Listed records:
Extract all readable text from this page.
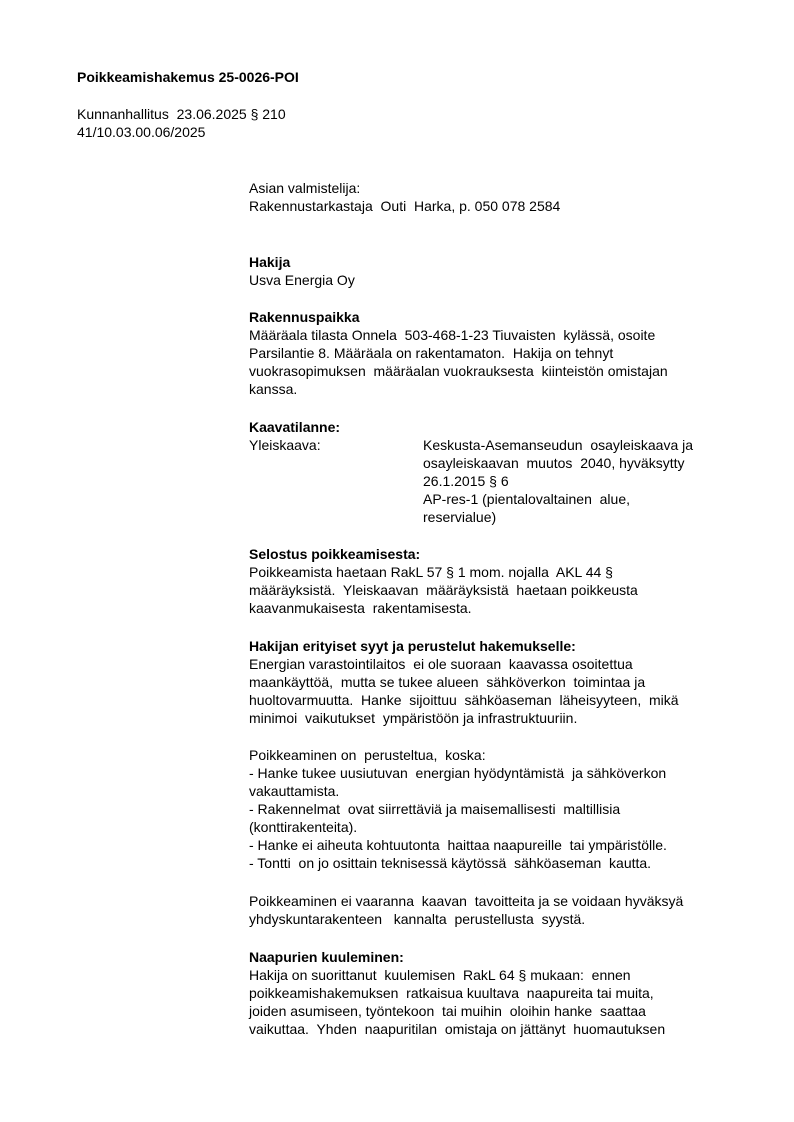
Poikkeamishakemus 25-0026-POI
Kunnanhallitus  23.06.2025 § 210
41/10.03.00.06/2025
Asian valmistelija:
Rakennustarkastaja  Outi  Harka, p. 050 078 2584
Hakija
Usva Energia Oy
Rakennuspaikka
Määräala tilasta Onnela  503-468-1-23 Tiuvaisten  kylässä, osoite
Parsilantie 8. Määräala on rakentamaton.  Hakija on tehnyt
vuokrasopimuksen  määräalan vuokrauksesta  kiinteistön omistajan
kanssa.
Kaavatilanne:
Yleiskaava:	Keskusta-Asemanseudun  osayleiskaava ja
osayleiskaavan  muutos  2040, hyväksytty
26.1.2015 § 6
AP-res-1 (pientalovaltainen  alue,
reservialue)
Selostus poikkeamisesta:
Poikkeamista haetaan RakL 57 § 1 mom. nojalla  AKL 44 §
määräyksistä.  Yleiskaavan  määräyksistä  haetaan poikkeusta
kaavanmukaisesta  rakentamisesta.
Hakijan erityiset syyt ja perustelut hakemukselle:
Energian varastointilaitos  ei ole suoraan  kaavassa osoitettua
maankäyttöä,  mutta se tukee alueen  sähköverkon  toimintaa ja
huoltovarmuutta.  Hanke  sijoittuu  sähköaseman  läheisyyteen,  mikä
minimoi  vaikutukset  ympäristöön ja infrastruktuuriin.
Poikkeaminen on  perusteltua,  koska:
- Hanke tukee uusiutuvan  energian hyödyntämistä  ja sähköverkon
vakauttamista.
- Rakennelmat  ovat siirrettäviä ja maisemallisesti  maltillisia
(konttirakenteita).
- Hanke ei aiheuta kohtuutonta  haittaa naapureille  tai ympäristölle.
- Tontti  on jo osittain teknisessä käytössä  sähköaseman  kautta.
Poikkeaminen ei vaaranna  kaavan  tavoitteita ja se voidaan hyväksyä
yhdyskuntarakenteen   kannalta  perustellusta  syystä.
Naapurien kuuleminen:
Hakija on suorittanut  kuulemisen  RakL 64 § mukaan:  ennen
poikkeamishakemuksen  ratkaisua kuultava  naapureita tai muita,
joiden asumiseen, työntekoon  tai muihin  oloihin hanke  saattaa
vaikuttaa.  Yhden  naapuritilan  omistaja on jättänyt  huomautuksen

Problem to work on:
Reproduce all of the material above word for word. Omit the pictures.

Reply to the task:
Extract all readable text from this page.
Poikkeamishakemus 25-0026-POI
Kunnanhallitus  23.06.2025 § 210
41/10.03.00.06/2025
Asian valmistelija:
Rakennustarkastaja  Outi  Harka, p. 050 078 2584
Hakija
Usva Energia Oy
Rakennuspaikka
Määräala tilasta Onnela  503-468-1-23 Tiuvaisten  kylässä, osoite
Parsilantie 8. Määräala on rakentamaton.  Hakija on tehnyt
vuokrasopimuksen  määräalan vuokrauksesta  kiinteistön omistajan
kanssa.
Kaavatilanne:
Yleiskaava:	Keskusta-Asemanseudun  osayleiskaava ja
osayleiskaavan  muutos  2040, hyväksytty
26.1.2015 § 6
AP-res-1 (pientalovaltainen  alue,
reservialue)
Selostus poikkeamisesta:
Poikkeamista haetaan RakL 57 § 1 mom. nojalla  AKL 44 §
määräyksistä.  Yleiskaavan  määräyksistä  haetaan poikkeusta
kaavanmukaisesta  rakentamisesta.
Hakijan erityiset syyt ja perustelut hakemukselle:
Energian varastointilaitos  ei ole suoraan  kaavassa osoitettua
maankäyttöä,  mutta se tukee alueen  sähköverkon  toimintaa ja
huoltovarmuutta.  Hanke  sijoittuu  sähköaseman  läheisyyteen,  mikä
minimoi  vaikutukset  ympäristöön ja infrastruktuuriin.
Poikkeaminen on  perusteltua,  koska:
- Hanke tukee uusiutuvan  energian hyödyntämistä  ja sähköverkon
vakauttamista.
- Rakennelmat  ovat siirrettäviä ja maisemallisesti  maltillisia
(konttirakenteita).
- Hanke ei aiheuta kohtuutonta  haittaa naapureille  tai ympäristölle.
- Tontti  on jo osittain teknisessä käytössä  sähköaseman  kautta.
Poikkeaminen ei vaaranna  kaavan  tavoitteita ja se voidaan hyväksyä
yhdyskuntarakenteen   kannalta  perustellusta  syystä.
Naapurien kuuleminen:
Hakija on suorittanut  kuulemisen  RakL 64 § mukaan:  ennen
poikkeamishakemuksen  ratkaisua kuultava  naapureita tai muita,
joiden asumiseen, työntekoon  tai muihin  oloihin hanke  saattaa
vaikuttaa.  Yhden  naapuritilan  omistaja on jättänyt  huomautuksen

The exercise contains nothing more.